## WORK TO DO
From the listing below, extract each entry exactly as written, minus the images.

(Stored entries)
:::::

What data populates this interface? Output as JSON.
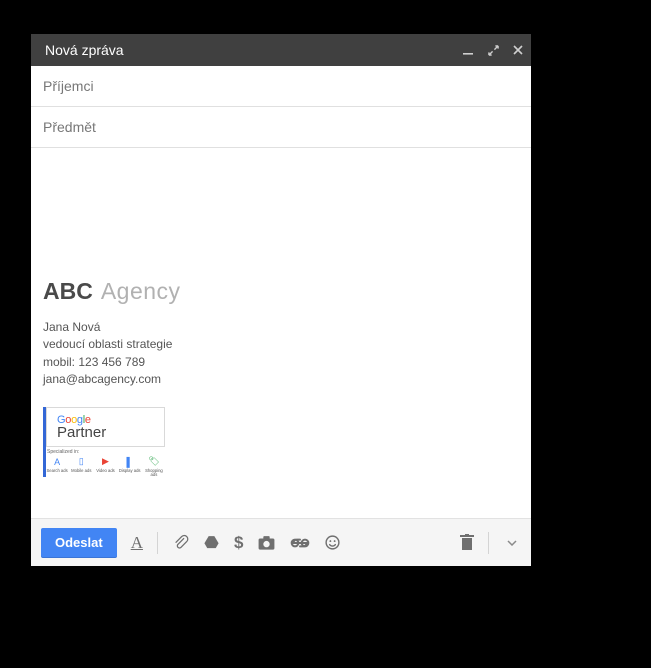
{
  "compose": {
    "title": "Nová zpráva",
    "recipients_placeholder": "Příjemci",
    "subject_placeholder": "Předmět",
    "send_label": "Odeslat"
  },
  "signature": {
    "agency_bold": "ABC",
    "agency_thin": "Agency",
    "name": "Jana Nová",
    "role": "vedoucí oblasti strategie",
    "mobile": "mobil: 123 456 789",
    "email": "jana@abcagency.com"
  },
  "partner": {
    "google": [
      "G",
      "o",
      "o",
      "g",
      "l",
      "e"
    ],
    "partner_word": "Partner",
    "spec_label": "Specialized in:",
    "spec_items": [
      {
        "label": "Search ads",
        "color": "#4285F4",
        "glyph": "A"
      },
      {
        "label": "Mobile ads",
        "color": "#4285F4",
        "glyph": "▯"
      },
      {
        "label": "Video ads",
        "color": "#EA4335",
        "glyph": "▶"
      },
      {
        "label": "Display ads",
        "color": "#4285F4",
        "glyph": "▌"
      },
      {
        "label": "Shopping ads",
        "color": "#34A853",
        "glyph": "🏷"
      }
    ]
  },
  "icons": {
    "minimize": "minimize",
    "expand": "expand",
    "close": "close"
  }
}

:::::

## SOLUTION
What data populates this interface? Output as JSON.
{
  "compose": {
    "title": "Nová zpráva",
    "recipients_placeholder": "Příjemci",
    "subject_placeholder": "Předmět",
    "send_label": "Odeslat"
  },
  "signature": {
    "agency_bold": "ABC",
    "agency_thin": "Agency",
    "name": "Jana Nová",
    "role": "vedoucí oblasti strategie",
    "mobile": "mobil: 123 456 789",
    "email": "jana@abcagency.com"
  },
  "partner": {
    "google": [
      "G",
      "o",
      "o",
      "g",
      "l",
      "e"
    ],
    "partner_word": "Partner",
    "spec_label": "Specialized in:",
    "spec_items": [
      {
        "label": "Search ads",
        "color": "#4285F4",
        "glyph": "A"
      },
      {
        "label": "Mobile ads",
        "color": "#4285F4",
        "glyph": "▯"
      },
      {
        "label": "Video ads",
        "color": "#EA4335",
        "glyph": "▶"
      },
      {
        "label": "Display ads",
        "color": "#4285F4",
        "glyph": "▌"
      },
      {
        "label": "Shopping ads",
        "color": "#34A853",
        "glyph": "🏷"
      }
    ]
  },
  "icons": {
    "minimize": "minimize",
    "expand": "expand",
    "close": "close"
  }
}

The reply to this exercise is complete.